[START]
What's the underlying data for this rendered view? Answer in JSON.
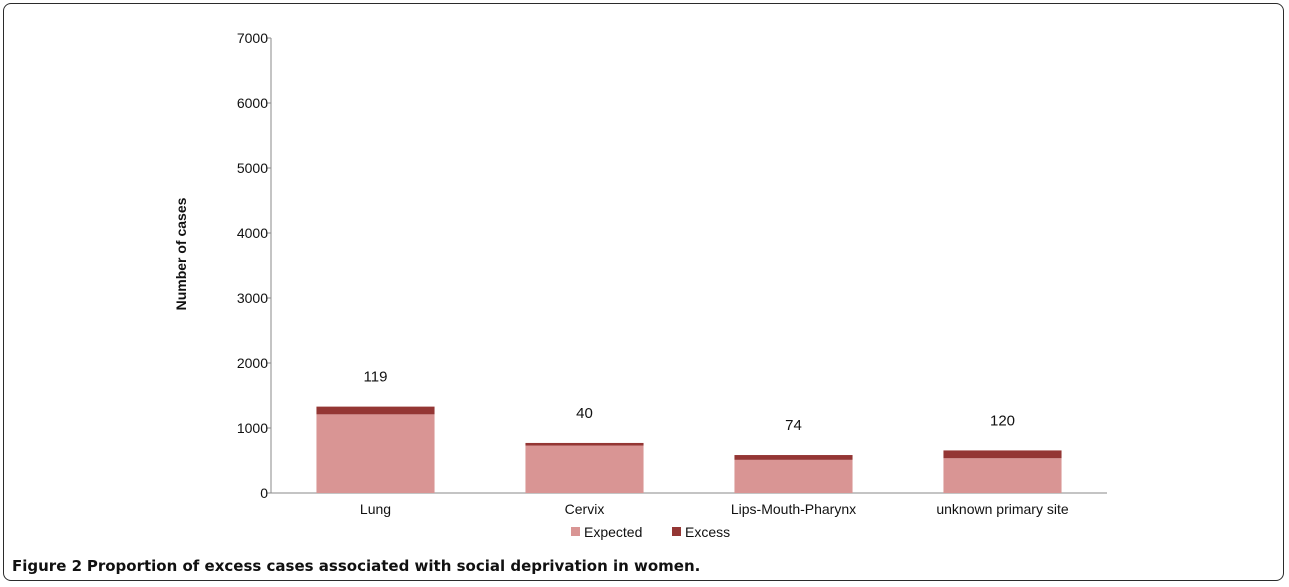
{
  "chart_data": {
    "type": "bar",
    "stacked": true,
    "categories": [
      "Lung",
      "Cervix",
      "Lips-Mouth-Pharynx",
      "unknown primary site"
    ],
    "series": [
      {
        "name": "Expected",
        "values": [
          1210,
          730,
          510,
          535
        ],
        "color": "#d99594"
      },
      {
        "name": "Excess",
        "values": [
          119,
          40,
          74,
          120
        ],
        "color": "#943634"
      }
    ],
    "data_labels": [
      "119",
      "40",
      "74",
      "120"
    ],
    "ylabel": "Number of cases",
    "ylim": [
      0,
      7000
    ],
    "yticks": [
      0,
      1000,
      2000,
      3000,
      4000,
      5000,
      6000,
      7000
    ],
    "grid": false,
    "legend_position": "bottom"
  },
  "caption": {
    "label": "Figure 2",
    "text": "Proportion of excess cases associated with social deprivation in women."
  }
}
[END]
→ Request
Set every line down exactly as written, leaving each picture out.

→ Solved problem
What's the underlying data for this rendered view? Answer in JSON.
{
  "chart_data": {
    "type": "bar",
    "stacked": true,
    "categories": [
      "Lung",
      "Cervix",
      "Lips-Mouth-Pharynx",
      "unknown primary site"
    ],
    "series": [
      {
        "name": "Expected",
        "values": [
          1210,
          730,
          510,
          535
        ],
        "color": "#d99594"
      },
      {
        "name": "Excess",
        "values": [
          119,
          40,
          74,
          120
        ],
        "color": "#943634"
      }
    ],
    "data_labels": [
      "119",
      "40",
      "74",
      "120"
    ],
    "ylabel": "Number of cases",
    "ylim": [
      0,
      7000
    ],
    "yticks": [
      0,
      1000,
      2000,
      3000,
      4000,
      5000,
      6000,
      7000
    ],
    "grid": false,
    "legend_position": "bottom"
  },
  "caption": {
    "label": "Figure 2",
    "text": "Proportion of excess cases associated with social deprivation in women."
  }
}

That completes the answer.